» **GIVEN RECORDS**:

#####

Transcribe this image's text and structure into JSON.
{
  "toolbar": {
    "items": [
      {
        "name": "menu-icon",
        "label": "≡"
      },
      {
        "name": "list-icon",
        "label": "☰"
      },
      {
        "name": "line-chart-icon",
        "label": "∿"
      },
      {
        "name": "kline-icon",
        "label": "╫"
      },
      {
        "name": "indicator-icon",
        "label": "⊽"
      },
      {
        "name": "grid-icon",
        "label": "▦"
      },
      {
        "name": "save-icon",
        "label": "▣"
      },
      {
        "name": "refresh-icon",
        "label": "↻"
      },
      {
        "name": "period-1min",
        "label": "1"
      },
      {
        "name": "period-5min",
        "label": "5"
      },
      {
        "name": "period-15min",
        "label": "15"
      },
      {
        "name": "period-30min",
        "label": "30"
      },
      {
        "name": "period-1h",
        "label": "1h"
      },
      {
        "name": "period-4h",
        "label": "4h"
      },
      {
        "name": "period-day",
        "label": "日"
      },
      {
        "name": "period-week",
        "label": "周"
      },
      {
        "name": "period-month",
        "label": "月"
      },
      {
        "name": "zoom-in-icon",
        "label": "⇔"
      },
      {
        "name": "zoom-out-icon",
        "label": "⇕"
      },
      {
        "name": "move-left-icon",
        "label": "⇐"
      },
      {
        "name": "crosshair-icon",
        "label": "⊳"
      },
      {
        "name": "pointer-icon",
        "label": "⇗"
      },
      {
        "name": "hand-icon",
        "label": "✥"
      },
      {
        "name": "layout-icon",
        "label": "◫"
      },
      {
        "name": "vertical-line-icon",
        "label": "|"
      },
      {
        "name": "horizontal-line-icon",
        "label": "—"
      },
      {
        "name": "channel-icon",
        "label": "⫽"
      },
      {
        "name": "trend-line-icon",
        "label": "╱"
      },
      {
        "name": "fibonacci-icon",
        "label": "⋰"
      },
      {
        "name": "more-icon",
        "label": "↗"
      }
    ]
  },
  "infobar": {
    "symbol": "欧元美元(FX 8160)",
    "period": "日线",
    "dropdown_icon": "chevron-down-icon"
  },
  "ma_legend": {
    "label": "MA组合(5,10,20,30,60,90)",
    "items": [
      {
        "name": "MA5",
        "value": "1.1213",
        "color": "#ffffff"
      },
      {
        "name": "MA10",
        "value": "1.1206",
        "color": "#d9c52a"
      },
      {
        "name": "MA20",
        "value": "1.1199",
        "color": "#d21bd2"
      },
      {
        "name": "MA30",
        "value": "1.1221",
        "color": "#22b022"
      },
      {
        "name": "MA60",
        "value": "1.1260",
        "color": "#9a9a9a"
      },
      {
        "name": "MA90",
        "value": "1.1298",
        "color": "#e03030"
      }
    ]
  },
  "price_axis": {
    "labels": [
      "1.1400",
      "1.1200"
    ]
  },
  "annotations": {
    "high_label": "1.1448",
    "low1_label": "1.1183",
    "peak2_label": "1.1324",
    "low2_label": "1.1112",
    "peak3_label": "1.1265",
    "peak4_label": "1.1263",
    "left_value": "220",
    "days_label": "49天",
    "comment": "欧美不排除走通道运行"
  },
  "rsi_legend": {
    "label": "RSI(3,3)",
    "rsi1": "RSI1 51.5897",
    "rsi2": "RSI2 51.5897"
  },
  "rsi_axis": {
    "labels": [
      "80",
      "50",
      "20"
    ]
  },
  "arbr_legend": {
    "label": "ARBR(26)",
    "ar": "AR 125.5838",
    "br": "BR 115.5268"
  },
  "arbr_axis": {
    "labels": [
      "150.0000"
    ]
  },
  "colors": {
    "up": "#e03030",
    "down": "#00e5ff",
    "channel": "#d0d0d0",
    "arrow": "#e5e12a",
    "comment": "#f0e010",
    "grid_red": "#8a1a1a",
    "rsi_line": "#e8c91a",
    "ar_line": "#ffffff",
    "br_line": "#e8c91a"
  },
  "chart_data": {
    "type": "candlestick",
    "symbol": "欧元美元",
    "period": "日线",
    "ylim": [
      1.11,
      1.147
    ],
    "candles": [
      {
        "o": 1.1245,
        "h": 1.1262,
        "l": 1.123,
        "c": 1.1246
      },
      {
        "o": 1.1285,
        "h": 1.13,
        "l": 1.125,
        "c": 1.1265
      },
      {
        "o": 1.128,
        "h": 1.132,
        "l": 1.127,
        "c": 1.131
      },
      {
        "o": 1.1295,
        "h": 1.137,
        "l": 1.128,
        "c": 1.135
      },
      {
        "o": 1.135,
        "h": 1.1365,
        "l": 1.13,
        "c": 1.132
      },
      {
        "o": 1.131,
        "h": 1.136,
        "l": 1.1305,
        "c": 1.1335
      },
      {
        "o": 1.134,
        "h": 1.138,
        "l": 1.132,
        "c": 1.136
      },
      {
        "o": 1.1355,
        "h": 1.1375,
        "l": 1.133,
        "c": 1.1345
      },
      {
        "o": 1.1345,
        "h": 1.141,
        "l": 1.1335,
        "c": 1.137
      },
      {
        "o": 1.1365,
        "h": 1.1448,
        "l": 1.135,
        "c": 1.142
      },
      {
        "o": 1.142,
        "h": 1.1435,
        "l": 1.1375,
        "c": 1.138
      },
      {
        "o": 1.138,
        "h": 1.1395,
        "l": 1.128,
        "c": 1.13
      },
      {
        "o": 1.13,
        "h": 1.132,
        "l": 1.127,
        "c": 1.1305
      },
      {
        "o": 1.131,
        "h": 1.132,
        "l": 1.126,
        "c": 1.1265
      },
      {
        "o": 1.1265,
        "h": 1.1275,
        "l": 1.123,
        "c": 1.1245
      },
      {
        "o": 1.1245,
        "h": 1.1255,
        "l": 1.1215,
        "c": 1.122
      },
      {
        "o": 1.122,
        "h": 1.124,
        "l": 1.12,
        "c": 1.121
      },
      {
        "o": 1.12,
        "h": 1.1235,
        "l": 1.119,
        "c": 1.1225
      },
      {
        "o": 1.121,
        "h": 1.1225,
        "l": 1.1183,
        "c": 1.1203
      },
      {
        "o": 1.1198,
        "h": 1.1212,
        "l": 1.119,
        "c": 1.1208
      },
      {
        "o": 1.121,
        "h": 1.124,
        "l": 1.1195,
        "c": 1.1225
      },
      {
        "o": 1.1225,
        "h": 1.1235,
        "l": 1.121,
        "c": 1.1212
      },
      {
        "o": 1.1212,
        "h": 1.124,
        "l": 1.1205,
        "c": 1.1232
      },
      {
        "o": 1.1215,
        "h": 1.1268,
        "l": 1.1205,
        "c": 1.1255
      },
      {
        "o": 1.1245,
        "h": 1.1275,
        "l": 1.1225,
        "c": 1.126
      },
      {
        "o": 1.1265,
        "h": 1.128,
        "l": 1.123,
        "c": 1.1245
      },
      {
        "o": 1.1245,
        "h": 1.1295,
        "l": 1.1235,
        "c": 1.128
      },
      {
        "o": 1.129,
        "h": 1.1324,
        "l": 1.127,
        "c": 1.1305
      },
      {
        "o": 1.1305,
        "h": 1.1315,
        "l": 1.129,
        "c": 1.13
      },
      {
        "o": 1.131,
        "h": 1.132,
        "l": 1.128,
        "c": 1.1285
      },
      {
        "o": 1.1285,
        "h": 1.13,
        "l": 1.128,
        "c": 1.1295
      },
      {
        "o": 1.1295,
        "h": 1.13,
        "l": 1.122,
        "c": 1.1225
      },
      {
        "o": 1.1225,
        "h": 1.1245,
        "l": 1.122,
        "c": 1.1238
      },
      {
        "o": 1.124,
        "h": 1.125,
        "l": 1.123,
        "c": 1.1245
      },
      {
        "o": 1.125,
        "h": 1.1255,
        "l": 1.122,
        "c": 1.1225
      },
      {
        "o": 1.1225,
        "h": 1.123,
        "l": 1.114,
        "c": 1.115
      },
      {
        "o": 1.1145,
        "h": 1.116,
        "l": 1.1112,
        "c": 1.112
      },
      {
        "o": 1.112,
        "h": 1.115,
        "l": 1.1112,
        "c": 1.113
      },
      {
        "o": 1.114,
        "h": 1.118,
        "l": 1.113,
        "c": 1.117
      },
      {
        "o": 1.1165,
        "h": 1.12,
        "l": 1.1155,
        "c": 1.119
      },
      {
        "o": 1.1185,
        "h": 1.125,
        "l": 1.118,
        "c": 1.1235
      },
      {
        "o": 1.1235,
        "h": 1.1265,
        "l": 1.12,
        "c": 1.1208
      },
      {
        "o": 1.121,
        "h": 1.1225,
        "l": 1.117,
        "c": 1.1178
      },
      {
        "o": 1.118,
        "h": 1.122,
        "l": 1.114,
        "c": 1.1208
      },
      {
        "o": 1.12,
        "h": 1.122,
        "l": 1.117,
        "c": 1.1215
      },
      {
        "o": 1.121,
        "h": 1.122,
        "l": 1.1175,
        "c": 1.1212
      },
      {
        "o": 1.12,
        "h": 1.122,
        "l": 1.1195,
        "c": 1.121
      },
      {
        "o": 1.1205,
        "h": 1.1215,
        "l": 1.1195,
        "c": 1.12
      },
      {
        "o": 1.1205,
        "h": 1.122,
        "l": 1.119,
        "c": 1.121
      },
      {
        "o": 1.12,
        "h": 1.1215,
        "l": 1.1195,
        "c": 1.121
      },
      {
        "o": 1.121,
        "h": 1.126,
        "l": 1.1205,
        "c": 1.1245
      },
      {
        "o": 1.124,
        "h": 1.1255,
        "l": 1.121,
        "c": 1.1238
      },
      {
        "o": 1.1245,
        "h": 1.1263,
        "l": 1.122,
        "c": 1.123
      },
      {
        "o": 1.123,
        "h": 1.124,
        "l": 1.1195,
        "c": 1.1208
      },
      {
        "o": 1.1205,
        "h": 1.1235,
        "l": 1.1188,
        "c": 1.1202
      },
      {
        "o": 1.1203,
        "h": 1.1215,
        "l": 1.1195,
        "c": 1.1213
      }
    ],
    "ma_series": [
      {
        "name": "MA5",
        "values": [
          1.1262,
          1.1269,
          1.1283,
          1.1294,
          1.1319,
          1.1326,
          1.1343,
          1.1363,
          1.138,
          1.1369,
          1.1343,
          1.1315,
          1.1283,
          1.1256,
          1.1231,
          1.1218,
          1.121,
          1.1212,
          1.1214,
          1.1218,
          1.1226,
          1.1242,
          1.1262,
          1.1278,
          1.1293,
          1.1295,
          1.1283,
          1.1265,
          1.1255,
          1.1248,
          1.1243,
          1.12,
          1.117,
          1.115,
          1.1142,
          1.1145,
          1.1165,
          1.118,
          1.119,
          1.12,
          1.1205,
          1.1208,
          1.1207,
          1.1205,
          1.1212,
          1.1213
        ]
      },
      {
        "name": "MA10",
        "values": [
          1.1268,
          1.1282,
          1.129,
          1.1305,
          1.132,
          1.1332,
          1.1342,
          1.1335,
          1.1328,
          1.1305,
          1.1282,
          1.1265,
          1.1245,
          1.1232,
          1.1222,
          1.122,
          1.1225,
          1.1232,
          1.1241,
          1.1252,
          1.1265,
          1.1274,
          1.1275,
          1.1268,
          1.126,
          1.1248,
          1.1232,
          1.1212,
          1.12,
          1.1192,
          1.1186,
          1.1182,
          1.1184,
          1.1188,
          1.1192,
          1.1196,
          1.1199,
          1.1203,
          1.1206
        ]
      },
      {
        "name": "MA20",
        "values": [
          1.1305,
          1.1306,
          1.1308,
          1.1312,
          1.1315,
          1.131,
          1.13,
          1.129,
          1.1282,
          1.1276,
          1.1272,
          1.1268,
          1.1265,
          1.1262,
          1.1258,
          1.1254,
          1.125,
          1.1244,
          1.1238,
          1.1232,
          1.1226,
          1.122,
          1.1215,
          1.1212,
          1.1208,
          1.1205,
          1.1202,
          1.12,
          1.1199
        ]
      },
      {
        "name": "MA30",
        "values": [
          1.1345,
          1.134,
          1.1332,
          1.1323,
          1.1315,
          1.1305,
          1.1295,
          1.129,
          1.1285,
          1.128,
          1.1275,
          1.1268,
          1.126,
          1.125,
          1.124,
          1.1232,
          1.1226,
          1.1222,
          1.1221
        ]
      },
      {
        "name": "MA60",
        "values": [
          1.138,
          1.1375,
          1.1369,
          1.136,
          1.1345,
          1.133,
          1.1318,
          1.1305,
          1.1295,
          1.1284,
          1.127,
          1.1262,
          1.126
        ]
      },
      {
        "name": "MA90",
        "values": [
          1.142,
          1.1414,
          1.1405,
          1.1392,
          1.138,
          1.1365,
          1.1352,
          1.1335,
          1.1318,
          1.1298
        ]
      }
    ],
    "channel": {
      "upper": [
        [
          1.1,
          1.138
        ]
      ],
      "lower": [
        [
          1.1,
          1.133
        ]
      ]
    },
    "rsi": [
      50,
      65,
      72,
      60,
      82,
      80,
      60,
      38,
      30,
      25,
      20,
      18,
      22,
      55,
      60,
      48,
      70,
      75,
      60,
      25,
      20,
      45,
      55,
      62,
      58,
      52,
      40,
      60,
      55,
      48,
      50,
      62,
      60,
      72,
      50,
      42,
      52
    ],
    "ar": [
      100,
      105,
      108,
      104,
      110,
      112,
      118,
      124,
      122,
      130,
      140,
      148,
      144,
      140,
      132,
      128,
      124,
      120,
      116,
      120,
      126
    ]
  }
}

#####

» **WHAT THIS TASK INVOLVES**: Look over the listing. Pull out every line with the string "down" in it.

» **SOLUTION TO THIS TASK**:
    "dropdown_icon": "chevron-down-icon"
    "down": "#00e5ff",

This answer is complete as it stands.